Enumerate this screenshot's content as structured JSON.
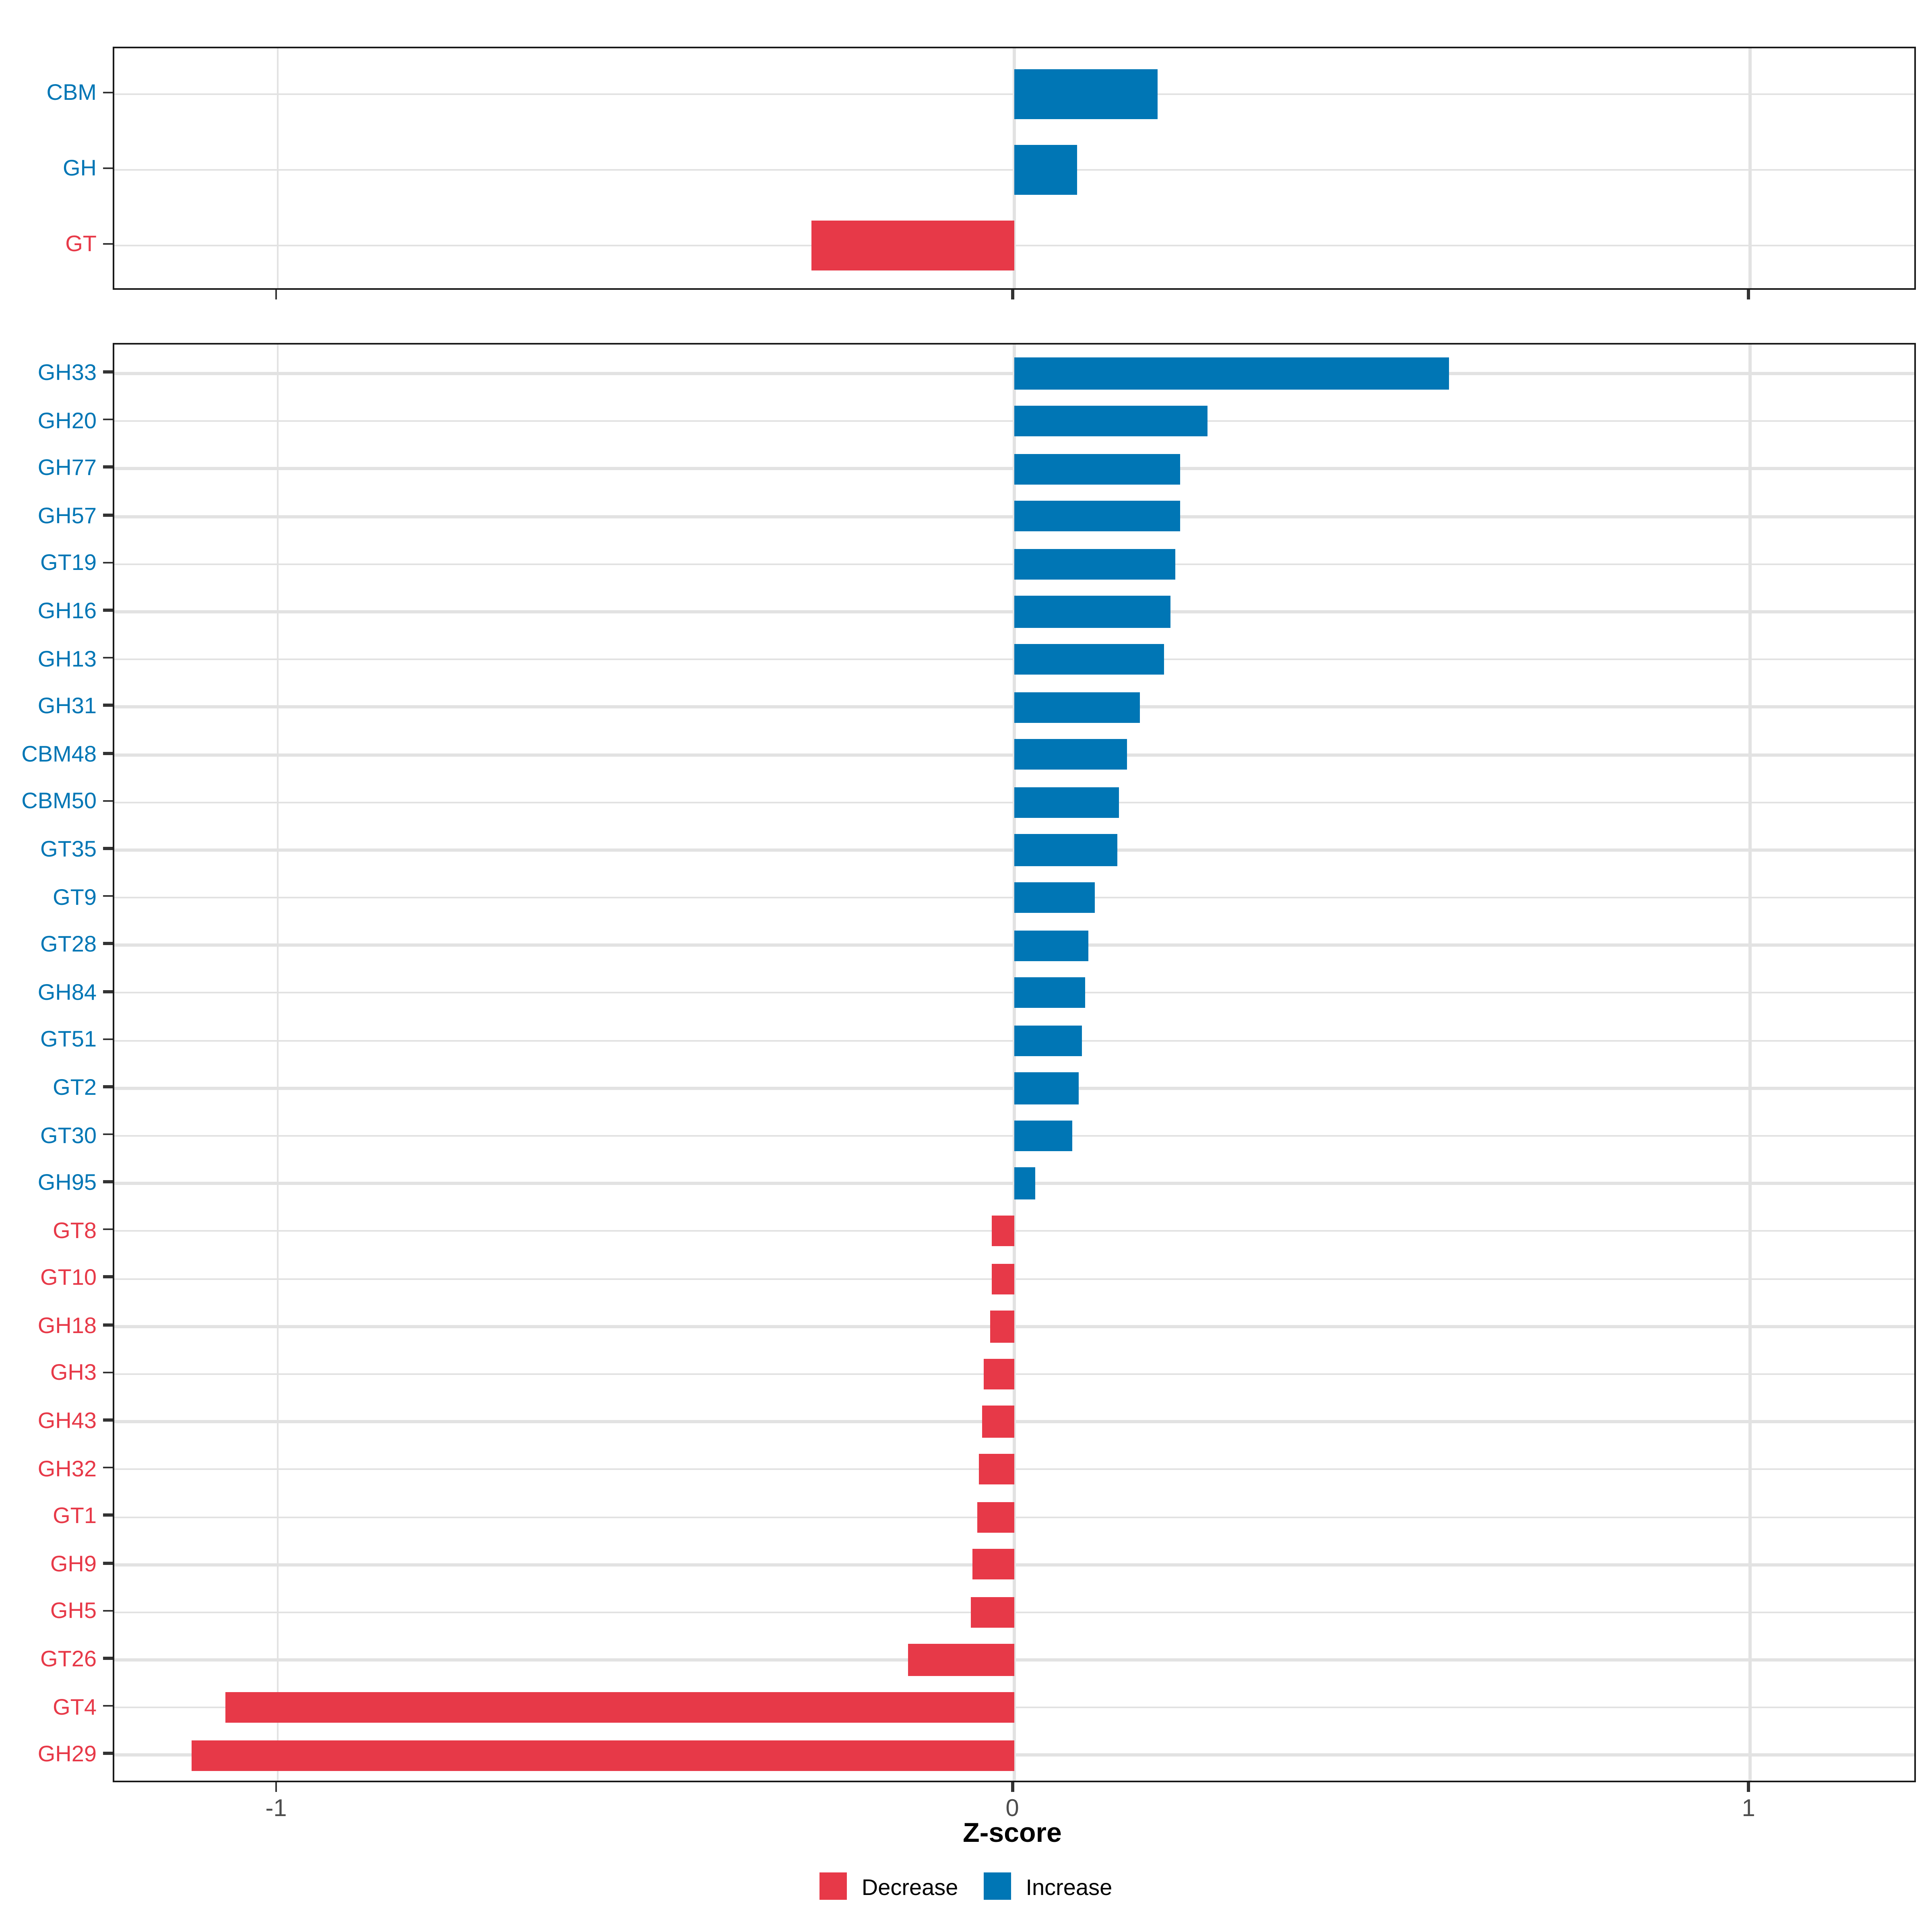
{
  "axis": {
    "label": "Z-score",
    "ticks": [
      {
        "label": "-1",
        "value": -1
      },
      {
        "label": "0",
        "value": 0
      },
      {
        "label": "1",
        "value": 1
      }
    ]
  },
  "legend": {
    "decrease_label": "Decrease",
    "increase_label": "Increase"
  },
  "colors": {
    "increase": "#0076B5",
    "decrease": "#E73948",
    "grid": "#E2E2E2",
    "axis_text": "#4D4D4D",
    "tick_mark": "#333333",
    "panel_border": "#1A1A1A",
    "background": "#FFFFFF"
  },
  "chart_data": {
    "type": "bar",
    "orientation": "horizontal",
    "title": "",
    "xlabel": "Z-score",
    "ylabel": "",
    "xlim": [
      -1.22,
      1.23
    ],
    "x_ticks": [
      -1,
      0,
      1
    ],
    "grid": "major",
    "legend_position": "bottom",
    "legend_entries": [
      {
        "label": "Decrease",
        "color": "#E73948"
      },
      {
        "label": "Increase",
        "color": "#0076B5"
      }
    ],
    "panels": [
      {
        "name": "enzyme-classes",
        "categories": [
          "CBM",
          "GH",
          "GT"
        ],
        "values": [
          0.195,
          0.085,
          -0.275
        ]
      },
      {
        "name": "enzyme-families",
        "categories": [
          "GH33",
          "GH20",
          "GH77",
          "GH57",
          "GT19",
          "GH16",
          "GH13",
          "GH31",
          "CBM48",
          "CBM50",
          "GT35",
          "GT9",
          "GT28",
          "GH84",
          "GT51",
          "GT2",
          "GT30",
          "GH95",
          "GT8",
          "GT10",
          "GH18",
          "GH3",
          "GH43",
          "GH32",
          "GT1",
          "GH9",
          "GH5",
          "GT26",
          "GT4",
          "GH29"
        ],
        "values": [
          0.59,
          0.264,
          0.226,
          0.225,
          0.219,
          0.213,
          0.204,
          0.171,
          0.153,
          0.142,
          0.141,
          0.109,
          0.101,
          0.097,
          0.092,
          0.089,
          0.079,
          0.029,
          -0.03,
          -0.031,
          -0.033,
          -0.04,
          -0.044,
          -0.047,
          -0.049,
          -0.057,
          -0.059,
          -0.143,
          -1.071,
          -1.116
        ]
      }
    ]
  }
}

◆ ◆ ◆

- WHAT NEEDS TO BE DONE
Going through the listing above, copy out every line that has the string "name".

- RESPONSE TO THE TASK
        "name": "enzyme-classes",
        "name": "enzyme-families",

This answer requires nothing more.